Data lines:
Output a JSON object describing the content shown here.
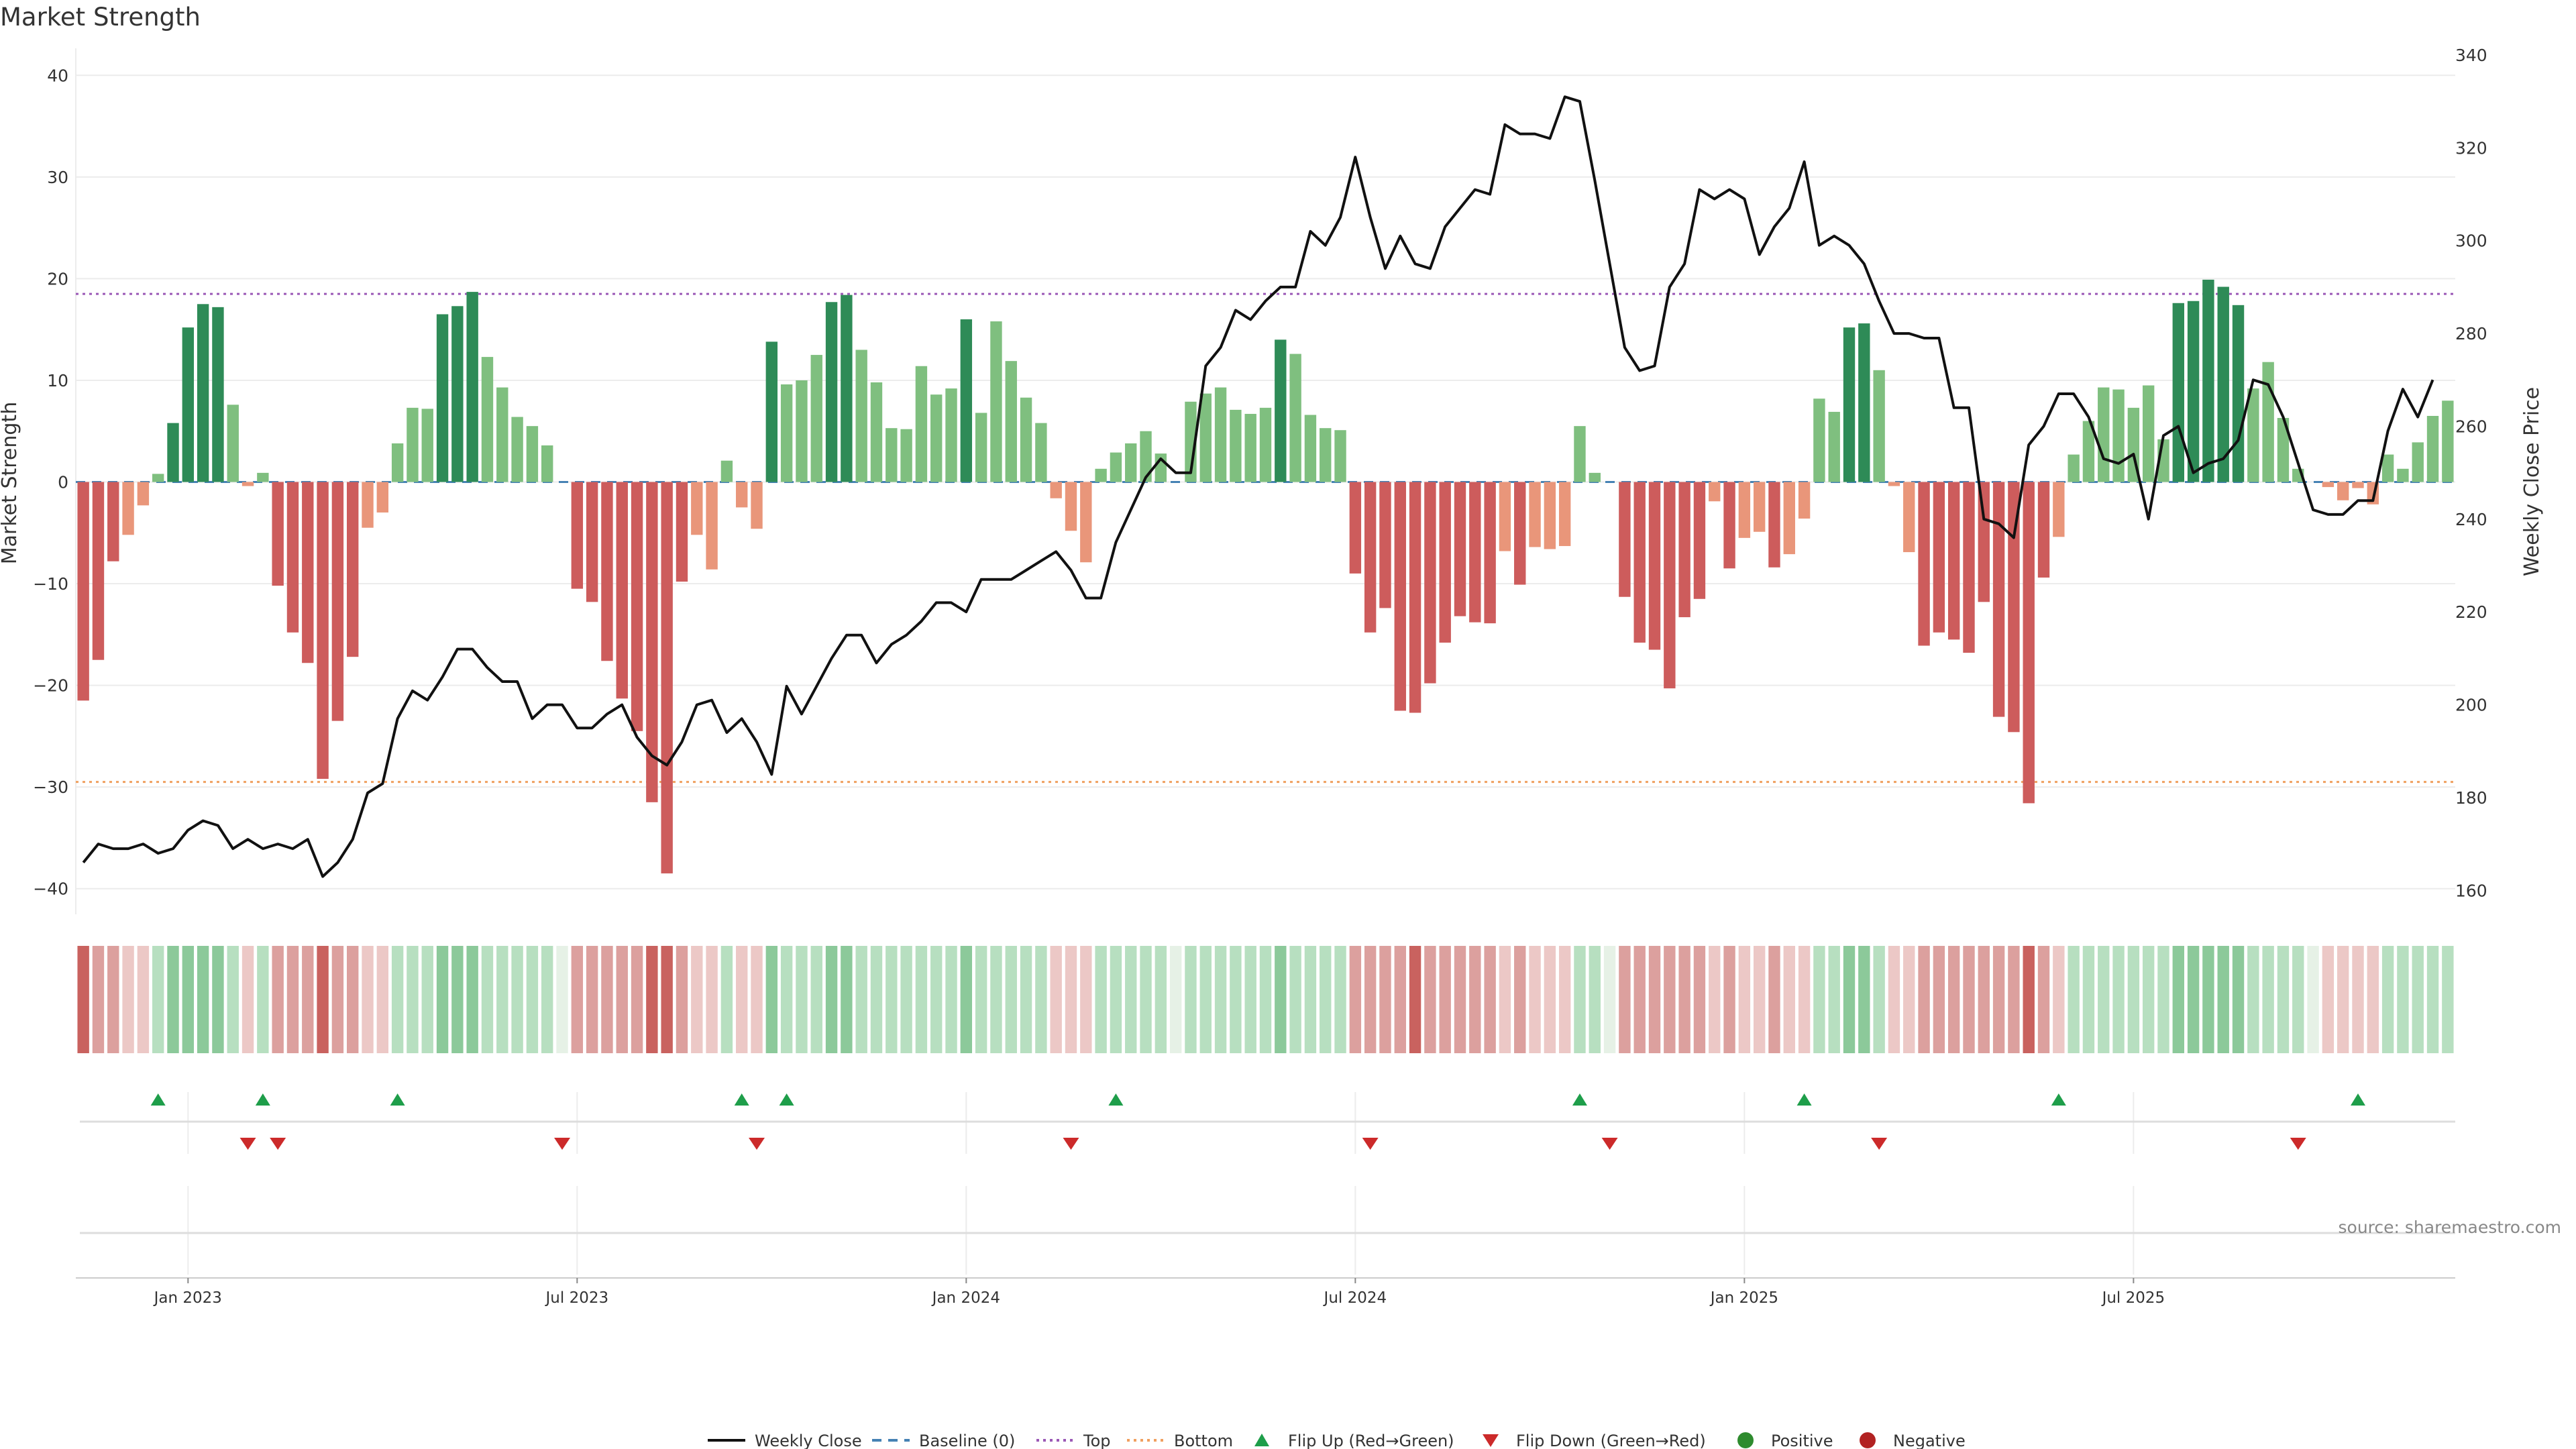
{
  "chart_data": {
    "type": "bar+line",
    "title": "Market Strength",
    "ylabel_left": "Market Strength",
    "ylabel_right": "Weekly Close Price",
    "ylim_left": [
      -42,
      42
    ],
    "ylim_right": [
      156,
      340
    ],
    "yticks_left": [
      "40",
      "30",
      "20",
      "10",
      "0",
      "−10",
      "−20",
      "−30",
      "−40"
    ],
    "yticks_right": [
      "340",
      "320",
      "300",
      "280",
      "260",
      "240",
      "220",
      "200",
      "180",
      "160"
    ],
    "x_ticks": [
      "Jan 2023",
      "Jul 2023",
      "Jan 2024",
      "Jul 2024",
      "Jan 2025",
      "Jul 2025"
    ],
    "top_line": 18.5,
    "bottom_line": -29.5,
    "strength": [
      -21.5,
      -17.5,
      -7.8,
      -5.2,
      -2.3,
      0.8,
      5.8,
      15.2,
      17.5,
      17.2,
      7.6,
      -0.4,
      0.9,
      -10.2,
      -14.8,
      -17.8,
      -29.2,
      -23.5,
      -17.2,
      -4.5,
      -3.0,
      3.8,
      7.3,
      7.2,
      16.5,
      17.3,
      18.7,
      12.3,
      9.3,
      6.4,
      5.5,
      3.6,
      0,
      -10.5,
      -11.8,
      -17.6,
      -21.3,
      -24.5,
      -31.5,
      -38.5,
      -9.8,
      -5.2,
      -8.6,
      2.1,
      -2.5,
      -4.6,
      13.8,
      9.6,
      10.0,
      12.5,
      17.7,
      18.4,
      13.0,
      9.8,
      5.3,
      5.2,
      11.4,
      8.6,
      9.2,
      16.0,
      6.8,
      15.8,
      11.9,
      8.3,
      5.8,
      -1.6,
      -4.8,
      -7.9,
      1.3,
      2.9,
      3.8,
      5.0,
      2.8,
      0,
      7.9,
      8.7,
      9.3,
      7.1,
      6.7,
      7.3,
      14.0,
      12.6,
      6.6,
      5.3,
      5.1,
      -9.0,
      -14.8,
      -12.4,
      -22.5,
      -22.7,
      -19.8,
      -15.8,
      -13.2,
      -13.8,
      -13.9,
      -6.8,
      -10.1,
      -6.4,
      -6.6,
      -6.3,
      5.5,
      0.9,
      0,
      -11.3,
      -15.8,
      -16.5,
      -20.3,
      -13.3,
      -11.5,
      -1.9,
      -8.5,
      -5.5,
      -4.9,
      -8.4,
      -7.1,
      -3.6,
      8.2,
      6.9,
      15.2,
      15.6,
      11.0,
      -0.4,
      -6.9,
      -16.1,
      -14.8,
      -15.5,
      -16.8,
      -11.8,
      -23.1,
      -24.6,
      -31.6,
      -9.4,
      -5.4,
      2.7,
      6.0,
      9.3,
      9.1,
      7.3,
      9.5,
      4.2,
      17.6,
      17.8,
      19.9,
      19.2,
      17.4,
      9.2,
      11.8,
      6.3,
      1.3,
      0,
      -0.5,
      -1.8,
      -0.6,
      -2.2,
      2.7,
      1.3,
      3.9,
      6.5,
      8.0
    ],
    "close": [
      166,
      170,
      169,
      169,
      170,
      168,
      169,
      173,
      175,
      174,
      169,
      171,
      169,
      170,
      169,
      171,
      163,
      166,
      171,
      181,
      183,
      197,
      203,
      201,
      206,
      212,
      212,
      208,
      205,
      205,
      197,
      200,
      200,
      195,
      195,
      198,
      200,
      193,
      189,
      187,
      192,
      200,
      201,
      194,
      197,
      192,
      185,
      204,
      198,
      204,
      210,
      215,
      215,
      209,
      213,
      215,
      218,
      222,
      222,
      220,
      227,
      227,
      227,
      229,
      231,
      233,
      229,
      223,
      223,
      235,
      242,
      249,
      253,
      250,
      250,
      273,
      277,
      285,
      283,
      287,
      290,
      290,
      302,
      299,
      305,
      318,
      305,
      294,
      301,
      295,
      294,
      303,
      307,
      311,
      310,
      325,
      323,
      323,
      322,
      331,
      330,
      313,
      295,
      277,
      272,
      273,
      290,
      295,
      311,
      309,
      311,
      309,
      297,
      303,
      307,
      317,
      299,
      301,
      299,
      295,
      287,
      280,
      280,
      279,
      279,
      264,
      264,
      240,
      239,
      236,
      256,
      260,
      267,
      267,
      262,
      253,
      252,
      254,
      240,
      258,
      260,
      250,
      252,
      253,
      257,
      270,
      269,
      262,
      252,
      242,
      241,
      241,
      244,
      244,
      259,
      268,
      262,
      270
    ],
    "color_strip": [
      -3,
      -2,
      -2,
      -1,
      -1,
      1,
      2,
      2,
      2,
      2,
      1,
      -1,
      1,
      -2,
      -2,
      -2,
      -3,
      -2,
      -2,
      -1,
      -1,
      1,
      1,
      1,
      2,
      2,
      2,
      1,
      1,
      1,
      1,
      1,
      0,
      -2,
      -2,
      -2,
      -2,
      -2,
      -3,
      -3,
      -2,
      -1,
      -1,
      1,
      -1,
      -1,
      2,
      1,
      1,
      1,
      2,
      2,
      1,
      1,
      1,
      1,
      1,
      1,
      1,
      2,
      1,
      1,
      1,
      1,
      1,
      -1,
      -1,
      -1,
      1,
      1,
      1,
      1,
      1,
      0,
      1,
      1,
      1,
      1,
      1,
      1,
      2,
      1,
      1,
      1,
      1,
      -2,
      -2,
      -2,
      -2,
      -3,
      -2,
      -2,
      -2,
      -2,
      -2,
      -1,
      -2,
      -1,
      -1,
      -1,
      1,
      1,
      0,
      -2,
      -2,
      -2,
      -2,
      -2,
      -2,
      -1,
      -2,
      -1,
      -1,
      -2,
      -1,
      -1,
      1,
      1,
      2,
      2,
      1,
      -1,
      -1,
      -2,
      -2,
      -2,
      -2,
      -2,
      -2,
      -2,
      -3,
      -2,
      -1,
      1,
      1,
      1,
      1,
      1,
      1,
      1,
      2,
      2,
      2,
      2,
      2,
      1,
      1,
      1,
      1,
      0,
      -1,
      -1,
      -1,
      -1,
      1,
      1,
      1,
      1,
      1
    ],
    "flip_up_weeks": [
      5,
      12,
      21,
      44,
      47,
      69,
      100,
      115,
      132,
      152
    ],
    "flip_down_weeks": [
      11,
      13,
      32,
      45,
      66,
      86,
      102,
      120,
      148
    ],
    "legend": [
      "Weekly Close",
      "Baseline (0)",
      "Top",
      "Bottom",
      "Flip Up (Red→Green)",
      "Flip Down (Green→Red)",
      "Positive",
      "Negative"
    ],
    "source": "source: sharemaestro.com",
    "colors": {
      "strong_pos": "#2e8b57",
      "weak_pos": "#7fbf7f",
      "strong_neg": "#cd5c5c",
      "weak_neg": "#e9967a",
      "top_line": "#9b59b6",
      "bottom_line": "#f0a060",
      "baseline": "#4682b4",
      "close_line": "#111111",
      "flip_up": "#1e9e4a",
      "flip_down": "#cc2a2a",
      "positive_dot": "#2e8b2e",
      "negative_dot": "#b22222",
      "grid": "#ececec"
    }
  }
}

Task goal: Give an exact reproduction of every line, leaving out any picture.

The completed task:
Output a JSON object describing the content shown here.
{
  "chart_data": {
    "type": "bar+line",
    "title": "Market Strength",
    "ylabel_left": "Market Strength",
    "ylabel_right": "Weekly Close Price",
    "ylim_left": [
      -42,
      42
    ],
    "ylim_right": [
      156,
      340
    ],
    "yticks_left": [
      "40",
      "30",
      "20",
      "10",
      "0",
      "−10",
      "−20",
      "−30",
      "−40"
    ],
    "yticks_right": [
      "340",
      "320",
      "300",
      "280",
      "260",
      "240",
      "220",
      "200",
      "180",
      "160"
    ],
    "x_ticks": [
      "Jan 2023",
      "Jul 2023",
      "Jan 2024",
      "Jul 2024",
      "Jan 2025",
      "Jul 2025"
    ],
    "top_line": 18.5,
    "bottom_line": -29.5,
    "strength": [
      -21.5,
      -17.5,
      -7.8,
      -5.2,
      -2.3,
      0.8,
      5.8,
      15.2,
      17.5,
      17.2,
      7.6,
      -0.4,
      0.9,
      -10.2,
      -14.8,
      -17.8,
      -29.2,
      -23.5,
      -17.2,
      -4.5,
      -3.0,
      3.8,
      7.3,
      7.2,
      16.5,
      17.3,
      18.7,
      12.3,
      9.3,
      6.4,
      5.5,
      3.6,
      0,
      -10.5,
      -11.8,
      -17.6,
      -21.3,
      -24.5,
      -31.5,
      -38.5,
      -9.8,
      -5.2,
      -8.6,
      2.1,
      -2.5,
      -4.6,
      13.8,
      9.6,
      10.0,
      12.5,
      17.7,
      18.4,
      13.0,
      9.8,
      5.3,
      5.2,
      11.4,
      8.6,
      9.2,
      16.0,
      6.8,
      15.8,
      11.9,
      8.3,
      5.8,
      -1.6,
      -4.8,
      -7.9,
      1.3,
      2.9,
      3.8,
      5.0,
      2.8,
      0,
      7.9,
      8.7,
      9.3,
      7.1,
      6.7,
      7.3,
      14.0,
      12.6,
      6.6,
      5.3,
      5.1,
      -9.0,
      -14.8,
      -12.4,
      -22.5,
      -22.7,
      -19.8,
      -15.8,
      -13.2,
      -13.8,
      -13.9,
      -6.8,
      -10.1,
      -6.4,
      -6.6,
      -6.3,
      5.5,
      0.9,
      0,
      -11.3,
      -15.8,
      -16.5,
      -20.3,
      -13.3,
      -11.5,
      -1.9,
      -8.5,
      -5.5,
      -4.9,
      -8.4,
      -7.1,
      -3.6,
      8.2,
      6.9,
      15.2,
      15.6,
      11.0,
      -0.4,
      -6.9,
      -16.1,
      -14.8,
      -15.5,
      -16.8,
      -11.8,
      -23.1,
      -24.6,
      -31.6,
      -9.4,
      -5.4,
      2.7,
      6.0,
      9.3,
      9.1,
      7.3,
      9.5,
      4.2,
      17.6,
      17.8,
      19.9,
      19.2,
      17.4,
      9.2,
      11.8,
      6.3,
      1.3,
      0,
      -0.5,
      -1.8,
      -0.6,
      -2.2,
      2.7,
      1.3,
      3.9,
      6.5,
      8.0
    ],
    "close": [
      166,
      170,
      169,
      169,
      170,
      168,
      169,
      173,
      175,
      174,
      169,
      171,
      169,
      170,
      169,
      171,
      163,
      166,
      171,
      181,
      183,
      197,
      203,
      201,
      206,
      212,
      212,
      208,
      205,
      205,
      197,
      200,
      200,
      195,
      195,
      198,
      200,
      193,
      189,
      187,
      192,
      200,
      201,
      194,
      197,
      192,
      185,
      204,
      198,
      204,
      210,
      215,
      215,
      209,
      213,
      215,
      218,
      222,
      222,
      220,
      227,
      227,
      227,
      229,
      231,
      233,
      229,
      223,
      223,
      235,
      242,
      249,
      253,
      250,
      250,
      273,
      277,
      285,
      283,
      287,
      290,
      290,
      302,
      299,
      305,
      318,
      305,
      294,
      301,
      295,
      294,
      303,
      307,
      311,
      310,
      325,
      323,
      323,
      322,
      331,
      330,
      313,
      295,
      277,
      272,
      273,
      290,
      295,
      311,
      309,
      311,
      309,
      297,
      303,
      307,
      317,
      299,
      301,
      299,
      295,
      287,
      280,
      280,
      279,
      279,
      264,
      264,
      240,
      239,
      236,
      256,
      260,
      267,
      267,
      262,
      253,
      252,
      254,
      240,
      258,
      260,
      250,
      252,
      253,
      257,
      270,
      269,
      262,
      252,
      242,
      241,
      241,
      244,
      244,
      259,
      268,
      262,
      270
    ],
    "color_strip": [
      -3,
      -2,
      -2,
      -1,
      -1,
      1,
      2,
      2,
      2,
      2,
      1,
      -1,
      1,
      -2,
      -2,
      -2,
      -3,
      -2,
      -2,
      -1,
      -1,
      1,
      1,
      1,
      2,
      2,
      2,
      1,
      1,
      1,
      1,
      1,
      0,
      -2,
      -2,
      -2,
      -2,
      -2,
      -3,
      -3,
      -2,
      -1,
      -1,
      1,
      -1,
      -1,
      2,
      1,
      1,
      1,
      2,
      2,
      1,
      1,
      1,
      1,
      1,
      1,
      1,
      2,
      1,
      1,
      1,
      1,
      1,
      -1,
      -1,
      -1,
      1,
      1,
      1,
      1,
      1,
      0,
      1,
      1,
      1,
      1,
      1,
      1,
      2,
      1,
      1,
      1,
      1,
      -2,
      -2,
      -2,
      -2,
      -3,
      -2,
      -2,
      -2,
      -2,
      -2,
      -1,
      -2,
      -1,
      -1,
      -1,
      1,
      1,
      0,
      -2,
      -2,
      -2,
      -2,
      -2,
      -2,
      -1,
      -2,
      -1,
      -1,
      -2,
      -1,
      -1,
      1,
      1,
      2,
      2,
      1,
      -1,
      -1,
      -2,
      -2,
      -2,
      -2,
      -2,
      -2,
      -2,
      -3,
      -2,
      -1,
      1,
      1,
      1,
      1,
      1,
      1,
      1,
      2,
      2,
      2,
      2,
      2,
      1,
      1,
      1,
      1,
      0,
      -1,
      -1,
      -1,
      -1,
      1,
      1,
      1,
      1,
      1
    ],
    "flip_up_weeks": [
      5,
      12,
      21,
      44,
      47,
      69,
      100,
      115,
      132,
      152
    ],
    "flip_down_weeks": [
      11,
      13,
      32,
      45,
      66,
      86,
      102,
      120,
      148
    ],
    "legend": [
      "Weekly Close",
      "Baseline (0)",
      "Top",
      "Bottom",
      "Flip Up (Red→Green)",
      "Flip Down (Green→Red)",
      "Positive",
      "Negative"
    ],
    "source": "source: sharemaestro.com",
    "colors": {
      "strong_pos": "#2e8b57",
      "weak_pos": "#7fbf7f",
      "strong_neg": "#cd5c5c",
      "weak_neg": "#e9967a",
      "top_line": "#9b59b6",
      "bottom_line": "#f0a060",
      "baseline": "#4682b4",
      "close_line": "#111111",
      "flip_up": "#1e9e4a",
      "flip_down": "#cc2a2a",
      "positive_dot": "#2e8b2e",
      "negative_dot": "#b22222",
      "grid": "#ececec"
    }
  }
}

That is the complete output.